■ **YOUR GOAL**:
Transcribe all the entries word for word, omitting any pictures they contain.

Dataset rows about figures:
_ _ _ _ _ _ _

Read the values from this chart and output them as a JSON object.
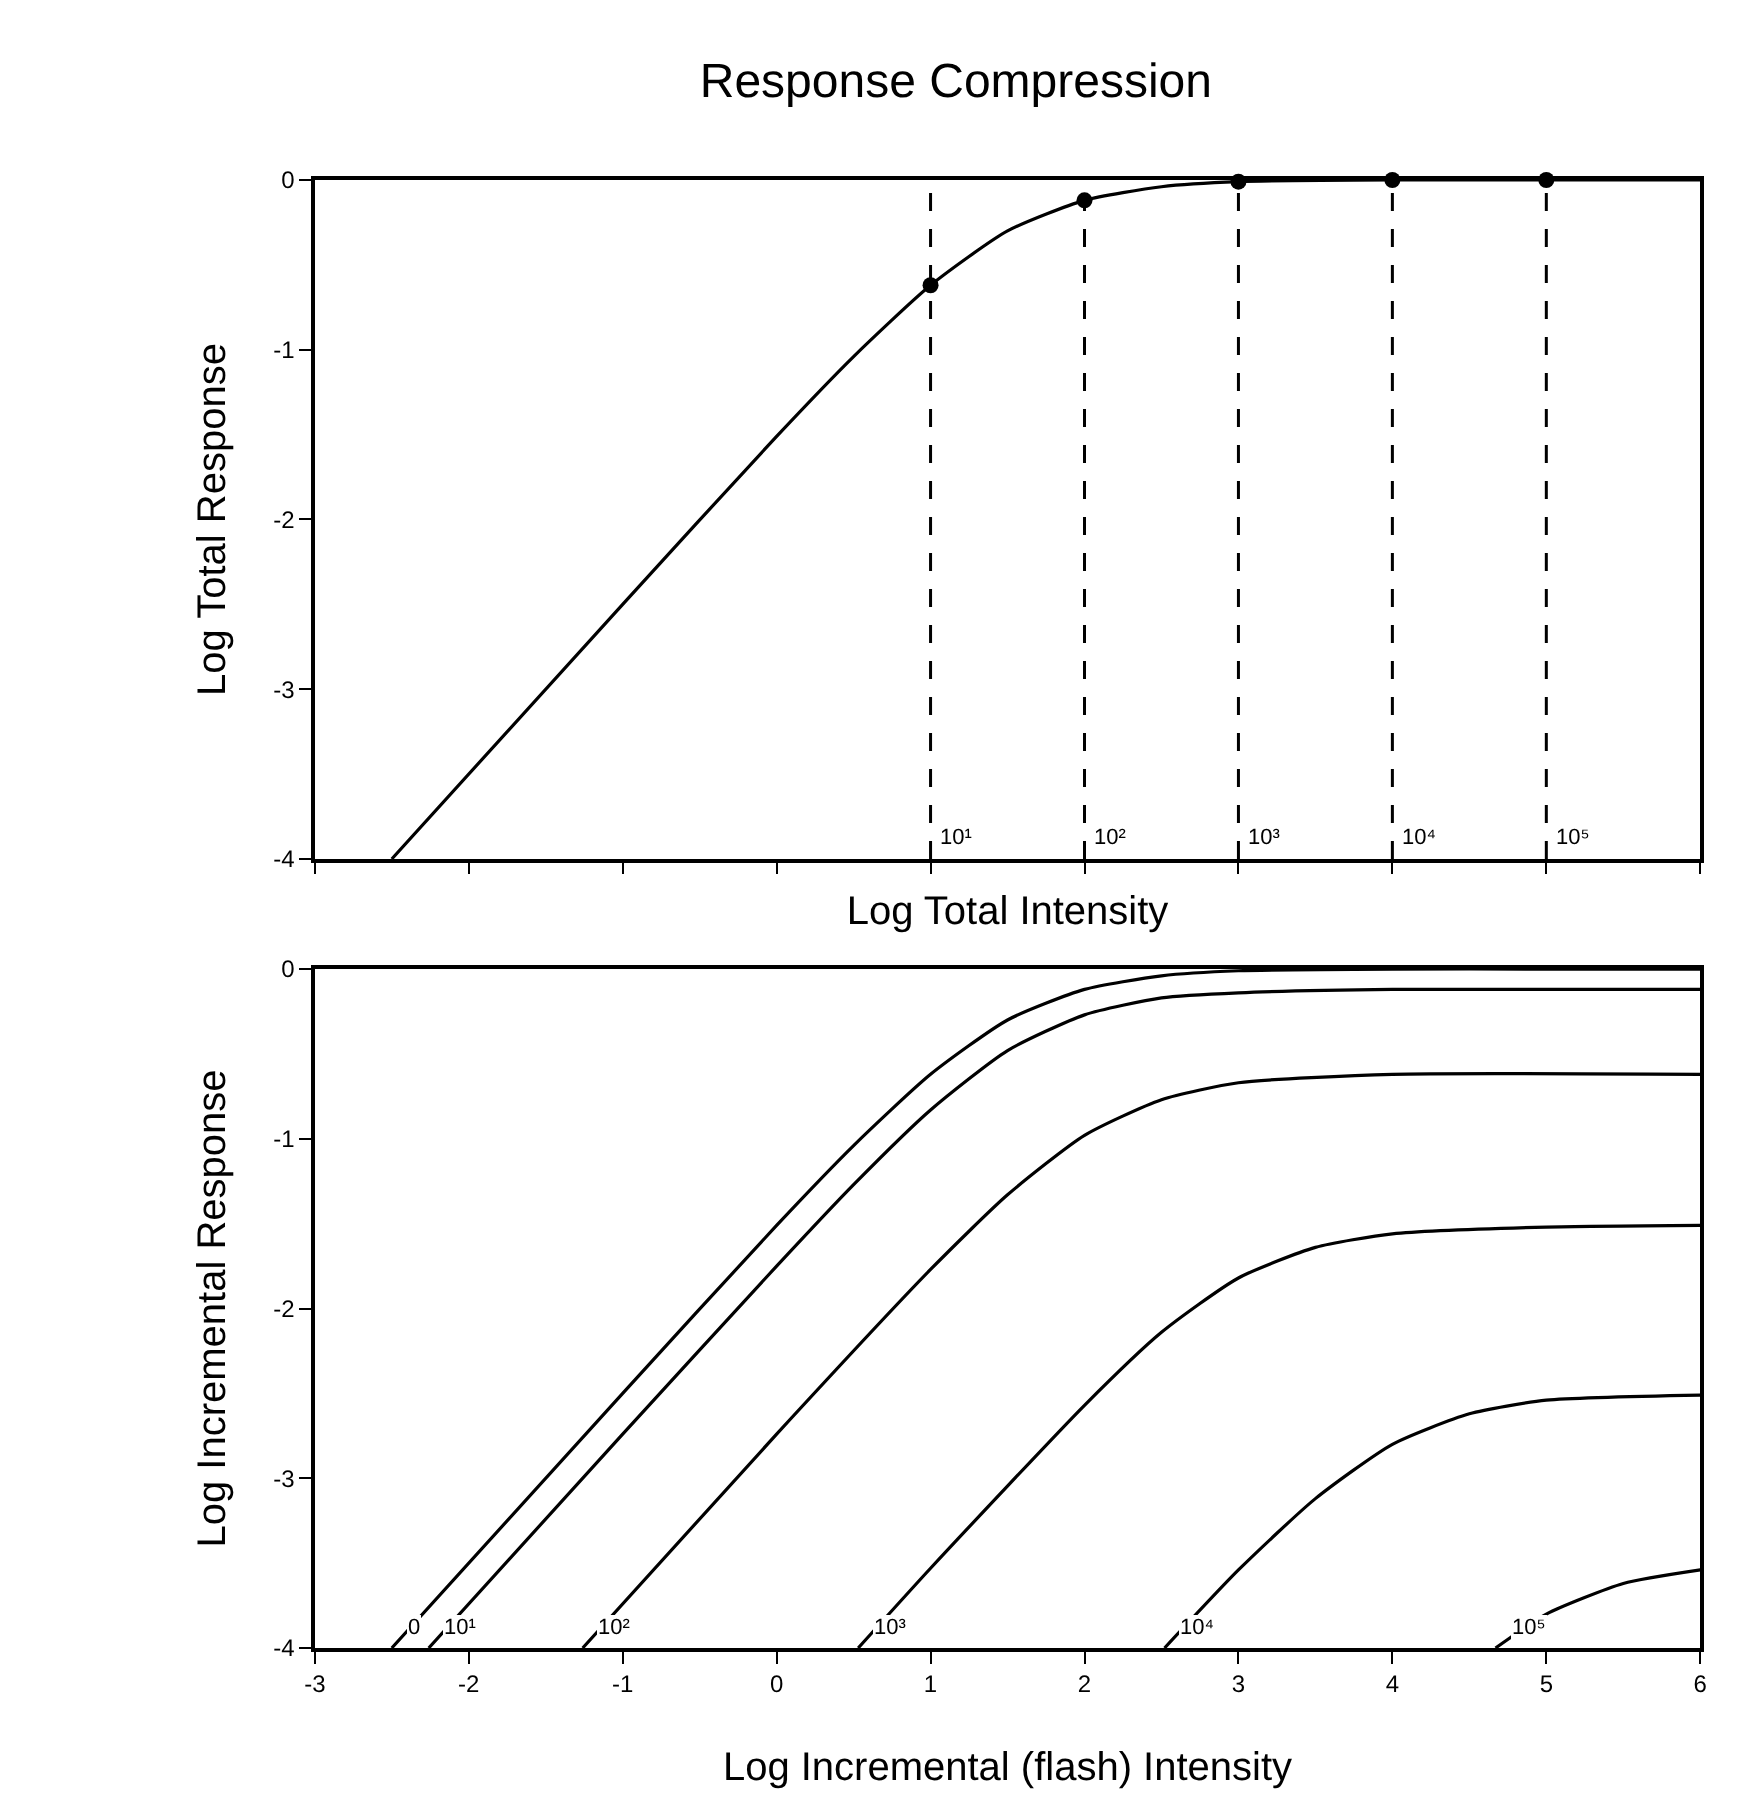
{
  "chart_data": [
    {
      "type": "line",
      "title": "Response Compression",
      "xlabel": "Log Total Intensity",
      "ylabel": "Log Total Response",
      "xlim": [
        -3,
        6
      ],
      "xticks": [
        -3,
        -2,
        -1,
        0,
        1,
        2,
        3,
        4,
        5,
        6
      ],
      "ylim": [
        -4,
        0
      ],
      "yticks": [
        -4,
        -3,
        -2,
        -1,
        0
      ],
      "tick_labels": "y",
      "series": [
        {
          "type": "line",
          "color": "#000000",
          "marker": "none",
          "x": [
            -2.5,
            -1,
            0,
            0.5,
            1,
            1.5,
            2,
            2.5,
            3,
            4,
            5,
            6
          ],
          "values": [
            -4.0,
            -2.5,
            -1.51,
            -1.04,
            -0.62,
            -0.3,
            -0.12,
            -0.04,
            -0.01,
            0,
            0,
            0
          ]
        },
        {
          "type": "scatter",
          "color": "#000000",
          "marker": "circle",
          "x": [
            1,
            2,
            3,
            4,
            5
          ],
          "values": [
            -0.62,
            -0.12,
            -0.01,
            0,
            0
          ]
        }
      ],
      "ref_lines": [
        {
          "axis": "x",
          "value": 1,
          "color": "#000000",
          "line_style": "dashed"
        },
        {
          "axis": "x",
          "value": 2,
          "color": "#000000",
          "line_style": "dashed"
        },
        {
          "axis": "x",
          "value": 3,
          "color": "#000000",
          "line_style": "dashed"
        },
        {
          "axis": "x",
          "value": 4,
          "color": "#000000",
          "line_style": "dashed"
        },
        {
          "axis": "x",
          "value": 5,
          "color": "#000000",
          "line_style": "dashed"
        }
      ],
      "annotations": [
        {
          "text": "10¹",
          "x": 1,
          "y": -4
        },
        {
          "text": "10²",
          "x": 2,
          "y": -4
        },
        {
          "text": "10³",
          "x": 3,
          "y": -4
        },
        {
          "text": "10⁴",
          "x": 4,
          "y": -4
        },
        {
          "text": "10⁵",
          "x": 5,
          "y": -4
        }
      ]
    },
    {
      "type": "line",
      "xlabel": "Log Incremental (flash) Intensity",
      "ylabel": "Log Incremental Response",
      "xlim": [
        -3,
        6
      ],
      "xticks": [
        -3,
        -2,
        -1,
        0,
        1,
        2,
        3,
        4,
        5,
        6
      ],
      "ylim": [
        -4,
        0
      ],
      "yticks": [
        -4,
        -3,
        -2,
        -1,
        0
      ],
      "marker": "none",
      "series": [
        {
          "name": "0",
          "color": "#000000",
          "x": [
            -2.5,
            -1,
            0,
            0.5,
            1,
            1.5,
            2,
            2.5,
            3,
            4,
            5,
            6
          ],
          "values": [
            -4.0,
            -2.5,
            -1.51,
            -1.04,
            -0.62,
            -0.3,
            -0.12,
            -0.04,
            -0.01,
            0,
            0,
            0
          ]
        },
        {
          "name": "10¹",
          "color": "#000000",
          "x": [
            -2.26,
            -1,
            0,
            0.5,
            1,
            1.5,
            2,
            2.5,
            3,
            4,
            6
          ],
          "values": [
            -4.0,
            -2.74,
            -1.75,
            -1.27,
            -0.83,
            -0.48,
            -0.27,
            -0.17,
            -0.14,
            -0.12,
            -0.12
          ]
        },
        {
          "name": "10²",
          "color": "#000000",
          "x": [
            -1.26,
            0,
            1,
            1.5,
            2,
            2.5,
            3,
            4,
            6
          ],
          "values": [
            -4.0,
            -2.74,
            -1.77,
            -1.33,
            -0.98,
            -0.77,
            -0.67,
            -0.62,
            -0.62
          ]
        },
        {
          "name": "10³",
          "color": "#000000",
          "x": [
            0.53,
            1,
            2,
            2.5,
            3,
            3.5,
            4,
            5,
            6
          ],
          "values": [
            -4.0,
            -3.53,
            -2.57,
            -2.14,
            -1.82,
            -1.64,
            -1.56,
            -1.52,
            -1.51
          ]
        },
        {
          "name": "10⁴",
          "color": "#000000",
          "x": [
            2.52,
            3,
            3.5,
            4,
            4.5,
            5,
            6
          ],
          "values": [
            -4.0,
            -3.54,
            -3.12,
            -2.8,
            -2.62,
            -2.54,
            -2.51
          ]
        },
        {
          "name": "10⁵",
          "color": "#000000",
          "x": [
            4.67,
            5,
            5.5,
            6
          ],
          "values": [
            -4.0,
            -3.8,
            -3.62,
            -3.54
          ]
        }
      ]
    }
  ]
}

_ _ _ _ _ _ _

■ **TASK RESPONSE**:
Read the values from this chart and output them as a JSON object.
{
  "chart_data": [
    {
      "type": "line",
      "title": "Response Compression",
      "xlabel": "Log Total Intensity",
      "ylabel": "Log Total Response",
      "xlim": [
        -3,
        6
      ],
      "xticks": [
        -3,
        -2,
        -1,
        0,
        1,
        2,
        3,
        4,
        5,
        6
      ],
      "ylim": [
        -4,
        0
      ],
      "yticks": [
        -4,
        -3,
        -2,
        -1,
        0
      ],
      "tick_labels": "y",
      "series": [
        {
          "type": "line",
          "color": "#000000",
          "marker": "none",
          "x": [
            -2.5,
            -1,
            0,
            0.5,
            1,
            1.5,
            2,
            2.5,
            3,
            4,
            5,
            6
          ],
          "values": [
            -4.0,
            -2.5,
            -1.51,
            -1.04,
            -0.62,
            -0.3,
            -0.12,
            -0.04,
            -0.01,
            0,
            0,
            0
          ]
        },
        {
          "type": "scatter",
          "color": "#000000",
          "marker": "circle",
          "x": [
            1,
            2,
            3,
            4,
            5
          ],
          "values": [
            -0.62,
            -0.12,
            -0.01,
            0,
            0
          ]
        }
      ],
      "ref_lines": [
        {
          "axis": "x",
          "value": 1,
          "color": "#000000",
          "line_style": "dashed"
        },
        {
          "axis": "x",
          "value": 2,
          "color": "#000000",
          "line_style": "dashed"
        },
        {
          "axis": "x",
          "value": 3,
          "color": "#000000",
          "line_style": "dashed"
        },
        {
          "axis": "x",
          "value": 4,
          "color": "#000000",
          "line_style": "dashed"
        },
        {
          "axis": "x",
          "value": 5,
          "color": "#000000",
          "line_style": "dashed"
        }
      ],
      "annotations": [
        {
          "text": "10¹",
          "x": 1,
          "y": -4
        },
        {
          "text": "10²",
          "x": 2,
          "y": -4
        },
        {
          "text": "10³",
          "x": 3,
          "y": -4
        },
        {
          "text": "10⁴",
          "x": 4,
          "y": -4
        },
        {
          "text": "10⁵",
          "x": 5,
          "y": -4
        }
      ]
    },
    {
      "type": "line",
      "xlabel": "Log Incremental (flash) Intensity",
      "ylabel": "Log Incremental Response",
      "xlim": [
        -3,
        6
      ],
      "xticks": [
        -3,
        -2,
        -1,
        0,
        1,
        2,
        3,
        4,
        5,
        6
      ],
      "ylim": [
        -4,
        0
      ],
      "yticks": [
        -4,
        -3,
        -2,
        -1,
        0
      ],
      "marker": "none",
      "series": [
        {
          "name": "0",
          "color": "#000000",
          "x": [
            -2.5,
            -1,
            0,
            0.5,
            1,
            1.5,
            2,
            2.5,
            3,
            4,
            5,
            6
          ],
          "values": [
            -4.0,
            -2.5,
            -1.51,
            -1.04,
            -0.62,
            -0.3,
            -0.12,
            -0.04,
            -0.01,
            0,
            0,
            0
          ]
        },
        {
          "name": "10¹",
          "color": "#000000",
          "x": [
            -2.26,
            -1,
            0,
            0.5,
            1,
            1.5,
            2,
            2.5,
            3,
            4,
            6
          ],
          "values": [
            -4.0,
            -2.74,
            -1.75,
            -1.27,
            -0.83,
            -0.48,
            -0.27,
            -0.17,
            -0.14,
            -0.12,
            -0.12
          ]
        },
        {
          "name": "10²",
          "color": "#000000",
          "x": [
            -1.26,
            0,
            1,
            1.5,
            2,
            2.5,
            3,
            4,
            6
          ],
          "values": [
            -4.0,
            -2.74,
            -1.77,
            -1.33,
            -0.98,
            -0.77,
            -0.67,
            -0.62,
            -0.62
          ]
        },
        {
          "name": "10³",
          "color": "#000000",
          "x": [
            0.53,
            1,
            2,
            2.5,
            3,
            3.5,
            4,
            5,
            6
          ],
          "values": [
            -4.0,
            -3.53,
            -2.57,
            -2.14,
            -1.82,
            -1.64,
            -1.56,
            -1.52,
            -1.51
          ]
        },
        {
          "name": "10⁴",
          "color": "#000000",
          "x": [
            2.52,
            3,
            3.5,
            4,
            4.5,
            5,
            6
          ],
          "values": [
            -4.0,
            -3.54,
            -3.12,
            -2.8,
            -2.62,
            -2.54,
            -2.51
          ]
        },
        {
          "name": "10⁵",
          "color": "#000000",
          "x": [
            4.67,
            5,
            5.5,
            6
          ],
          "values": [
            -4.0,
            -3.8,
            -3.62,
            -3.54
          ]
        }
      ]
    }
  ]
}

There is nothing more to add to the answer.